* [CHALLENGE]: Go through the entries and count the lines with the string "channel" in them. Give only that number.
----
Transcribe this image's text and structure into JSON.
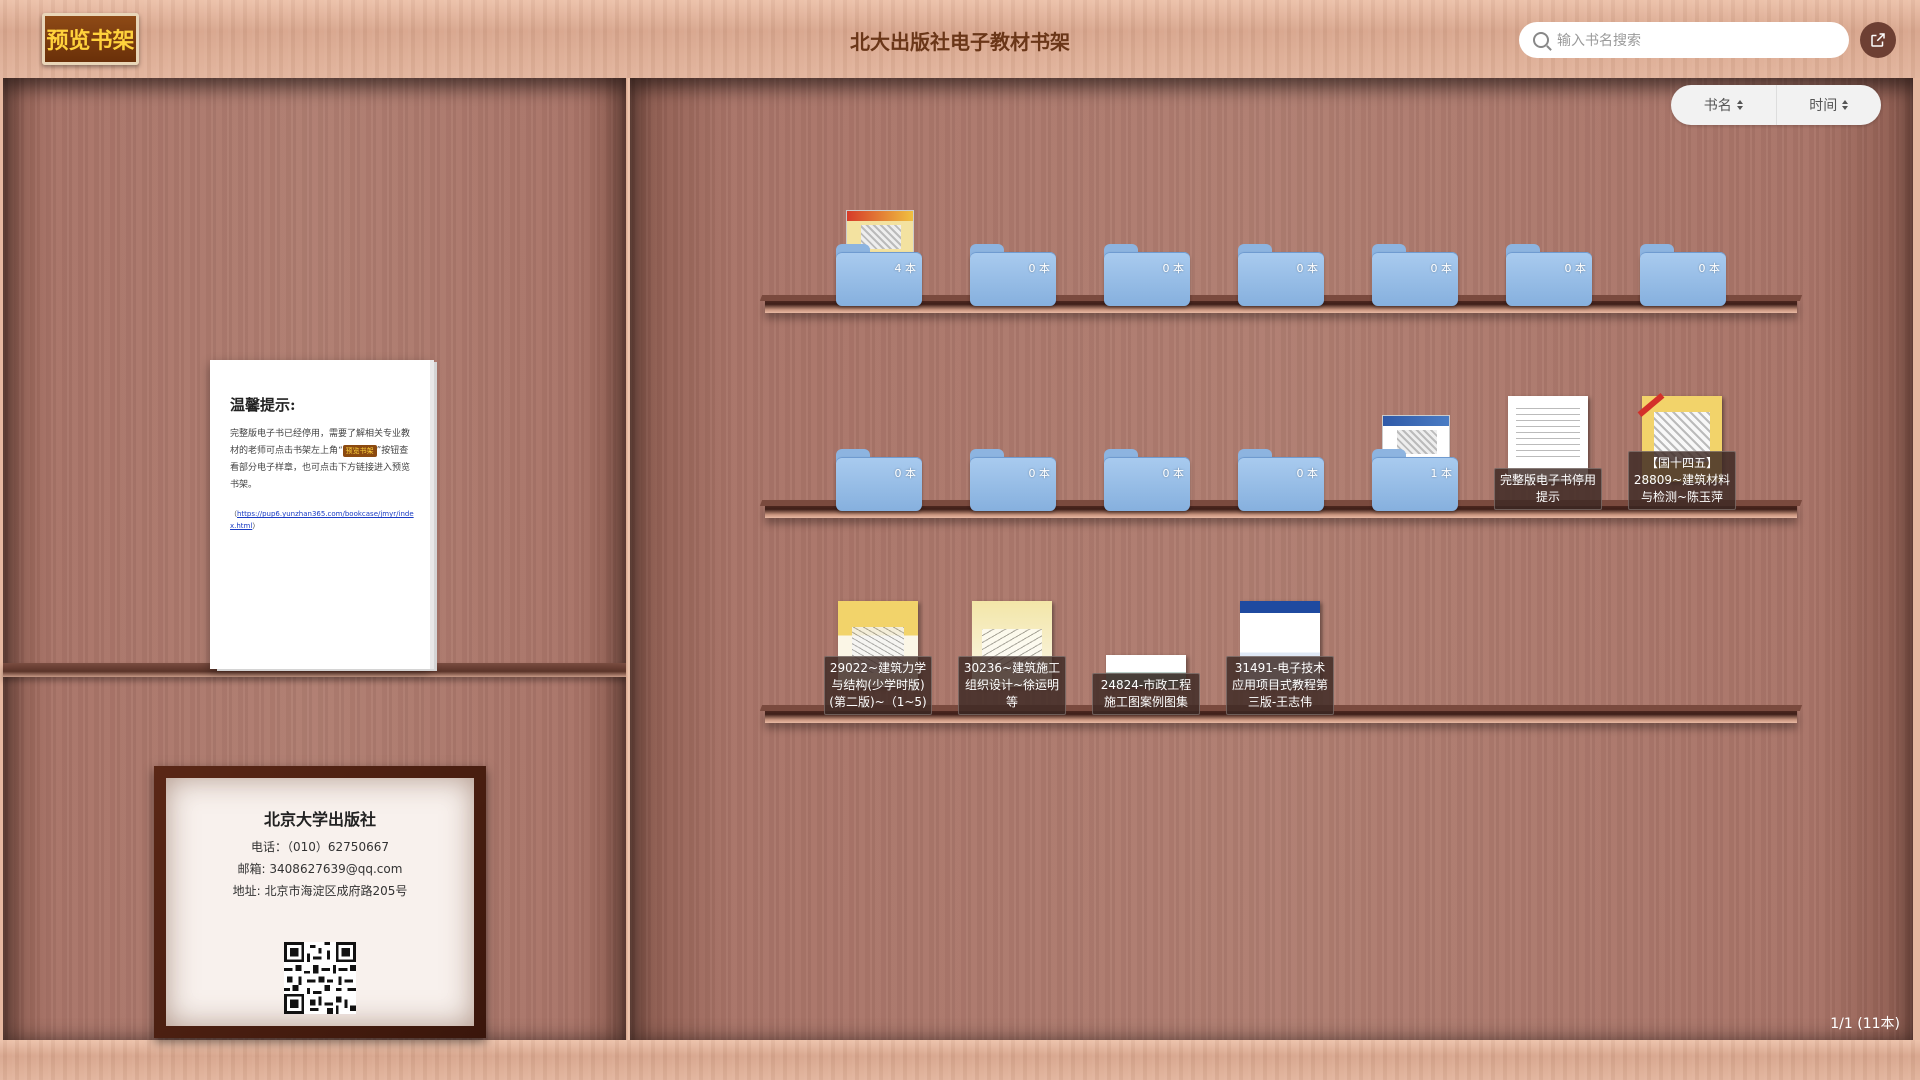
{
  "header": {
    "preview_button": "预览书架",
    "title": "北大出版社电子教材书架",
    "search_placeholder": "输入书名搜索",
    "export_icon": "external-link-icon"
  },
  "sort": {
    "by_name": "书名",
    "by_time": "时间"
  },
  "notice": {
    "title": "温馨提示:",
    "text_before": "完整版电子书已经停用，需要了解相关专业教材的老师可点击书架左上角“",
    "tag": "预览书架",
    "text_after": "”按钮查看部分电子样章，也可点击下方链接进入预览书架。",
    "link_prefix": "（",
    "link": "https://pup6.yunzhan365.com/bookcase/jmyr/index.html",
    "link_suffix": "）"
  },
  "contact": {
    "org": "北京大学出版社",
    "phone": "电话：（010）62750667",
    "email": "邮箱: 3408627639@qq.com",
    "address": "地址: 北京市海淀区成府路205号"
  },
  "shelf1_folders": [
    "4 本",
    "0 本",
    "0 本",
    "0 本",
    "0 本",
    "0 本",
    "0 本"
  ],
  "shelf2_folders": [
    "0 本",
    "0 本",
    "0 本",
    "0 本",
    "1 本"
  ],
  "shelf2_books": [
    {
      "title": "完整版电子书停用提示"
    },
    {
      "title": "【国十四五】28809~建筑材料与检测~陈玉萍"
    }
  ],
  "shelf3_books": [
    {
      "title": "29022~建筑力学与结构(少学时版)(第二版)~（1~5)"
    },
    {
      "title": "30236~建筑施工组织设计~徐运明等"
    },
    {
      "title": "24824-市政工程施工图案例图集"
    },
    {
      "title": "31491-电子技术应用项目式教程第三版-王志伟"
    }
  ],
  "pagination": "1/1 (11本)"
}
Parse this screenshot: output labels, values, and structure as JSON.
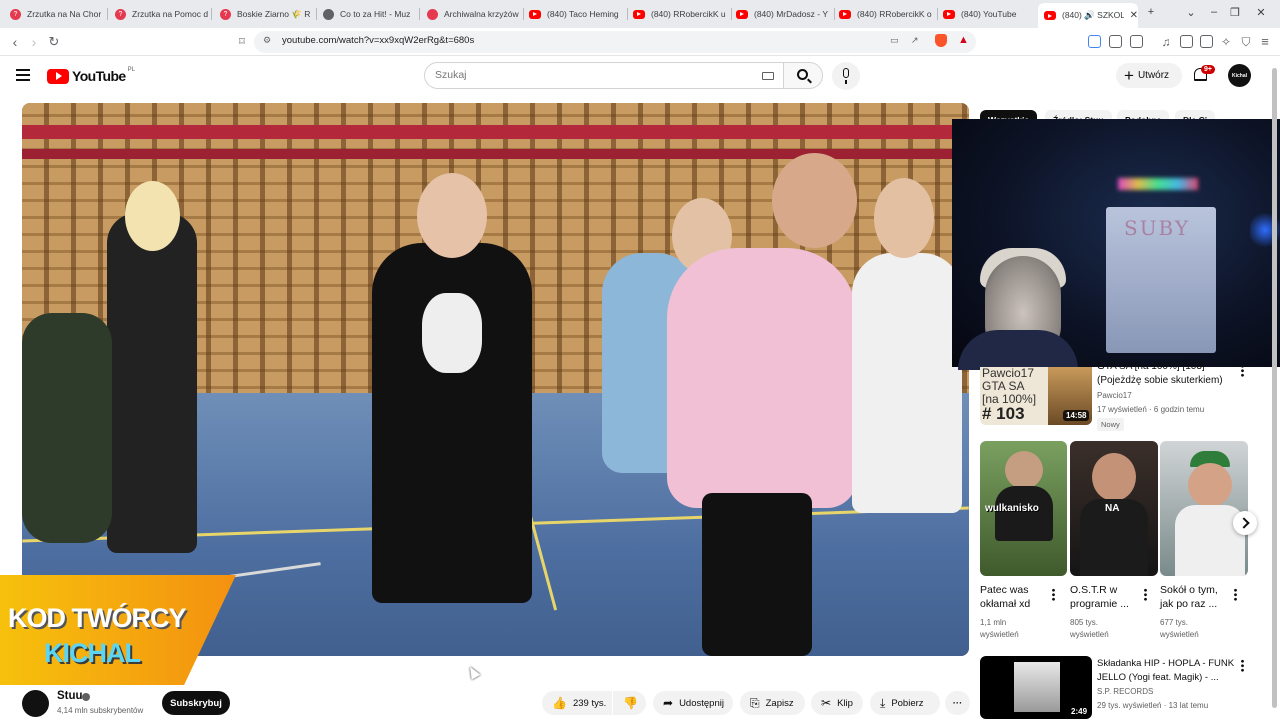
{
  "browser": {
    "tabs": [
      {
        "label": "Zrzutka na Na Chor",
        "icon": "zrzutka-icon",
        "color": "#e53950"
      },
      {
        "label": "Zrzutka na Pomoc d",
        "icon": "zrzutka-icon",
        "color": "#e53950"
      },
      {
        "label": "Boskie Ziarno 🌾 R",
        "icon": "zrzutka-icon",
        "color": "#e53950"
      },
      {
        "label": "Co to za Hit! - Muz",
        "icon": "hit-icon",
        "color": "#5f6368"
      },
      {
        "label": "Archiwalna krzyżów",
        "icon": "puzzle-icon",
        "color": "#e53950"
      },
      {
        "label": "(840) Taco Heming",
        "icon": "youtube-icon",
        "color": "#ff0000"
      },
      {
        "label": "(840) RRobercikK u",
        "icon": "youtube-icon",
        "color": "#ff0000"
      },
      {
        "label": "(840) MrDadosz - Y",
        "icon": "youtube-icon",
        "color": "#ff0000"
      },
      {
        "label": "(840) RRobercikK o",
        "icon": "youtube-icon",
        "color": "#ff0000"
      },
      {
        "label": "(840) YouTube",
        "icon": "youtube-icon",
        "color": "#ff0000"
      },
      {
        "label": "(840) 🔊 SZKOL",
        "icon": "youtube-icon",
        "color": "#ff0000"
      }
    ],
    "new_tab": "+",
    "url": "youtube.com/watch?v=xx9xqW2erRg&t=680s"
  },
  "header": {
    "logo_text": "YouTube",
    "logo_suffix": "PL",
    "search_placeholder": "Szukaj",
    "create_label": "Utwórz",
    "notifications_count": "9+",
    "avatar_text": "Kichal"
  },
  "video": {
    "creator_code_line1": "KOD TWÓRCY",
    "creator_code_line2": "KICHAL"
  },
  "channel": {
    "name": "Stuu",
    "subscribers": "4,14 mln subskrybentów",
    "subscribe_label": "Subskrybuj"
  },
  "actions": {
    "likes": "239 tys.",
    "share": "Udostępnij",
    "save": "Zapisz",
    "clip": "Klip",
    "download": "Pobierz"
  },
  "sidebar": {
    "chips": [
      "Wszystkie",
      "Źródło: Stuu",
      "Podobne",
      "Dla Ci"
    ],
    "webcam_board_text": "SUBY",
    "videos": [
      {
        "thumb_text": [
          "Pawcio17",
          "GTA SA",
          "[na 100%]",
          "# 103"
        ],
        "title": [
          "GTA SA [na 100%] [103]",
          "(Pojeżdżę sobie skuterkiem)"
        ],
        "channel": "Pawcio17",
        "meta": "17 wyświetleń · 6 godzin temu",
        "badge": "Nowy",
        "duration": "14:58"
      },
      {
        "title": [
          "Składanka HIP - HOPLA - FUNK",
          "JELLO (Yogi feat. Magik) - ..."
        ],
        "channel": "S.P. RECORDS",
        "meta": "29 tys. wyświetleń · 13 lat temu",
        "duration": "2:49"
      }
    ],
    "shorts": [
      {
        "title": [
          "Patec was",
          "okłamał xd"
        ],
        "views": [
          "1,1 mln",
          "wyświetleń"
        ],
        "overlay": "wulkanisko"
      },
      {
        "title": [
          "O.S.T.R w",
          "programie ..."
        ],
        "views": [
          "805 tys.",
          "wyświetleń"
        ],
        "overlay": "NA"
      },
      {
        "title": [
          "Sokół o tym,",
          "jak po raz ..."
        ],
        "views": [
          "677 tys.",
          "wyświetleń"
        ],
        "overlay": ""
      }
    ]
  }
}
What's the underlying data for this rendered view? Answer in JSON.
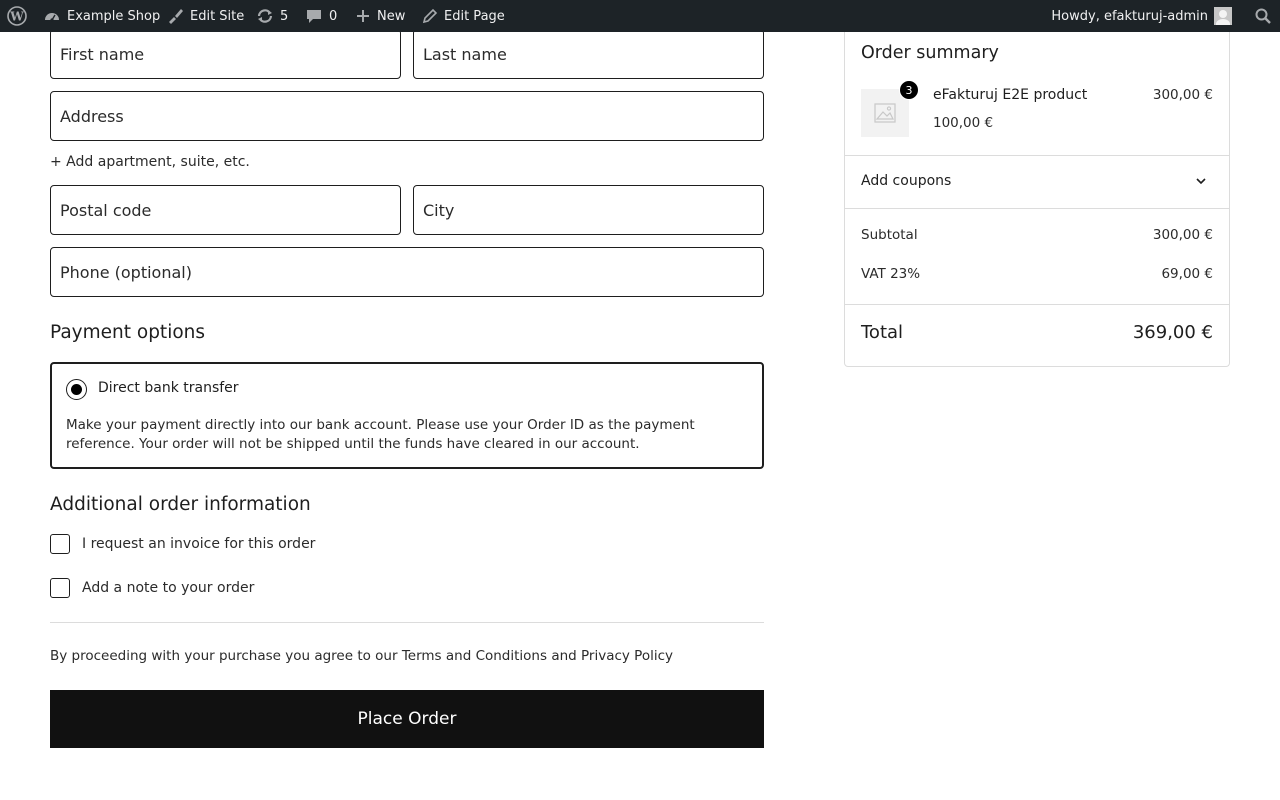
{
  "adminbar": {
    "site_name": "Example Shop",
    "edit_site": "Edit Site",
    "updates_count": "5",
    "comments_count": "0",
    "new_label": "New",
    "edit_page": "Edit Page",
    "howdy": "Howdy, efakturuj-admin"
  },
  "form": {
    "first_name_placeholder": "First name",
    "last_name_placeholder": "Last name",
    "address_placeholder": "Address",
    "add_apartment_link": "+ Add apartment, suite, etc.",
    "postal_code_placeholder": "Postal code",
    "city_placeholder": "City",
    "phone_placeholder": "Phone (optional)"
  },
  "payment": {
    "heading": "Payment options",
    "method_label": "Direct bank transfer",
    "method_description": "Make your payment directly into our bank account. Please use your Order ID as the payment reference. Your order will not be shipped until the funds have cleared in our account."
  },
  "additional": {
    "heading": "Additional order information",
    "invoice_label": "I request an invoice for this order",
    "note_label": "Add a note to your order"
  },
  "terms_text": "By proceeding with your purchase you agree to our Terms and Conditions and Privacy Policy",
  "place_order_label": "Place Order",
  "summary": {
    "title": "Order summary",
    "product": {
      "quantity": "3",
      "name": "eFakturuj E2E product",
      "unit_price": "100,00 €",
      "line_total": "300,00 €"
    },
    "coupons_label": "Add coupons",
    "subtotal_label": "Subtotal",
    "subtotal_value": "300,00 €",
    "vat_label": "VAT 23%",
    "vat_value": "69,00 €",
    "total_label": "Total",
    "total_value": "369,00 €"
  },
  "colors": {
    "adminbar_bg": "#1d2327",
    "button_bg": "#111111",
    "border": "#1e1e1e"
  }
}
----
* [SOLUTION TO THIS EXERCISE]: 3